- [Directions]:
Set every record down verbatim and omit the pictures.

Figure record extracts
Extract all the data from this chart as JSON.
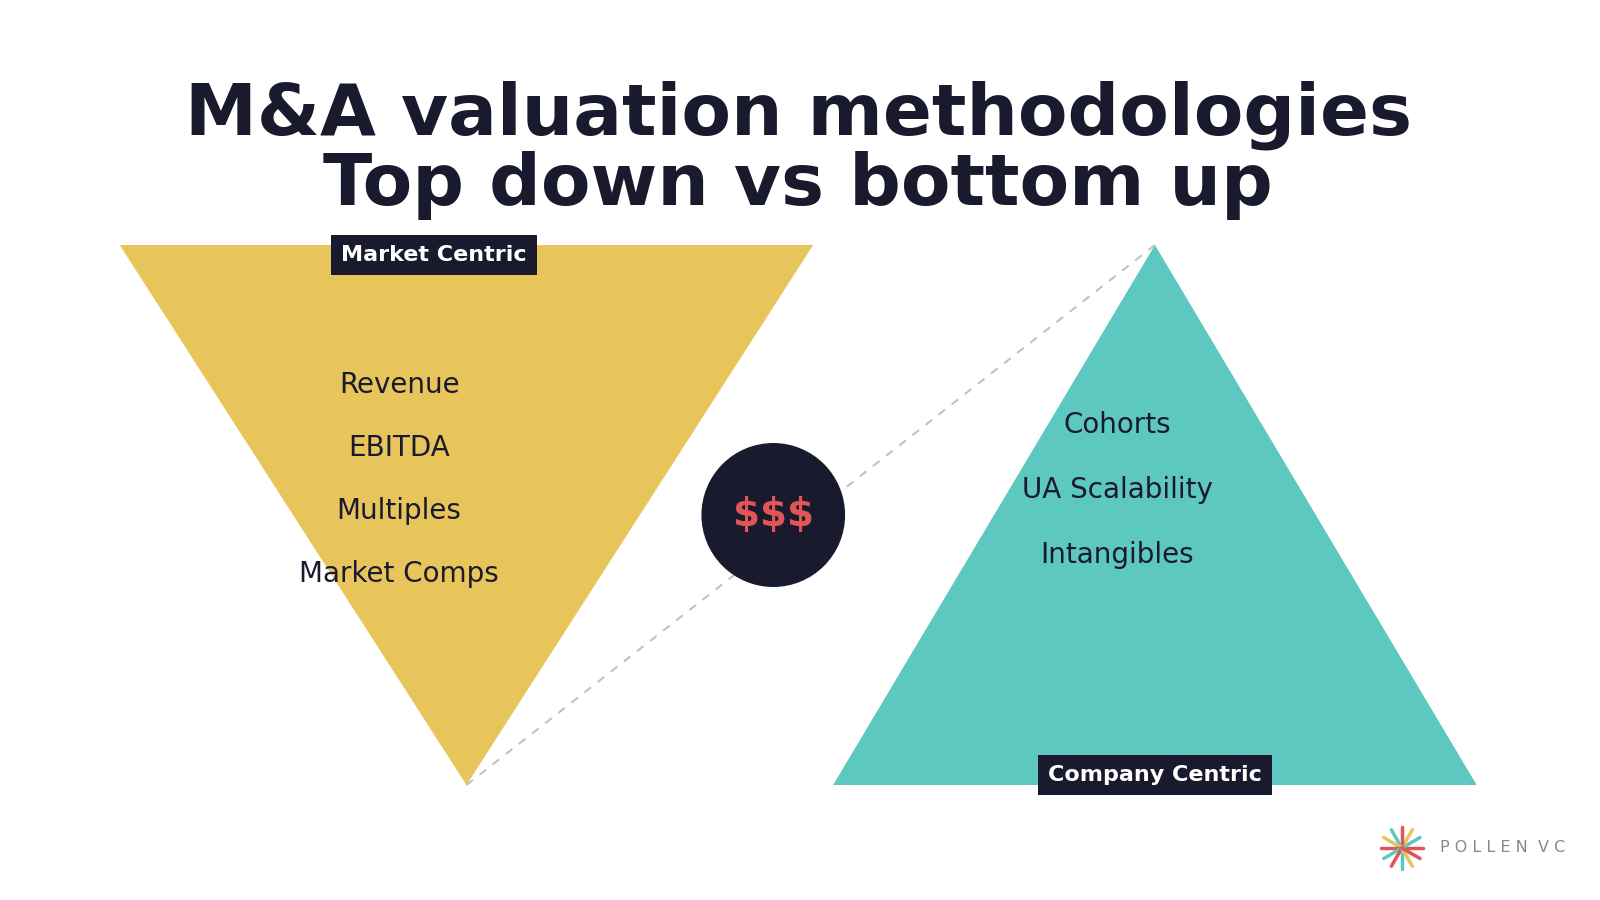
{
  "title_line1": "M&A valuation methodologies",
  "title_line2": "Top down vs bottom up",
  "title_color": "#1a1a2e",
  "title_fontsize": 52,
  "background_color": "#ffffff",
  "left_triangle_color": "#e8c55a",
  "right_triangle_color": "#5cc8bf",
  "label_box_color": "#1a1a2e",
  "label_text_color": "#ffffff",
  "label_left": "Market Centric",
  "label_right": "Company Centric",
  "left_items": [
    "Revenue",
    "EBITDA",
    "Multiples",
    "Market Comps"
  ],
  "right_items": [
    "Cohorts",
    "UA Scalability",
    "Intangibles"
  ],
  "center_circle_color": "#1a1a2e",
  "center_text": "$$$",
  "center_text_color": "#e05555",
  "item_fontsize": 20,
  "label_fontsize": 16,
  "divider_line_color": "#bbbbbb",
  "logo_text": "P O L L E N  V C",
  "logo_text_color": "#888888",
  "spoke_colors": [
    "#e05555",
    "#5cc8bf",
    "#e8c55a",
    "#e05555",
    "#5cc8bf",
    "#e8c55a",
    "#e05555",
    "#5cc8bf",
    "#e05555",
    "#5cc8bf",
    "#e8c55a",
    "#e05555"
  ]
}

- [Solution to this problem]:
Extract all the data from this chart as JSON.
{
  "title_line1": "M&A valuation methodologies",
  "title_line2": "Top down vs bottom up",
  "title_color": "#1a1a2e",
  "title_fontsize": 52,
  "background_color": "#ffffff",
  "left_triangle_color": "#e8c55a",
  "right_triangle_color": "#5cc8bf",
  "label_box_color": "#1a1a2e",
  "label_text_color": "#ffffff",
  "label_left": "Market Centric",
  "label_right": "Company Centric",
  "left_items": [
    "Revenue",
    "EBITDA",
    "Multiples",
    "Market Comps"
  ],
  "right_items": [
    "Cohorts",
    "UA Scalability",
    "Intangibles"
  ],
  "center_circle_color": "#1a1a2e",
  "center_text": "$$$",
  "center_text_color": "#e05555",
  "item_fontsize": 20,
  "label_fontsize": 16,
  "divider_line_color": "#bbbbbb",
  "logo_text": "P O L L E N  V C",
  "logo_text_color": "#888888",
  "spoke_colors": [
    "#e05555",
    "#5cc8bf",
    "#e8c55a",
    "#e05555",
    "#5cc8bf",
    "#e8c55a",
    "#e05555",
    "#5cc8bf",
    "#e05555",
    "#5cc8bf",
    "#e8c55a",
    "#e05555"
  ]
}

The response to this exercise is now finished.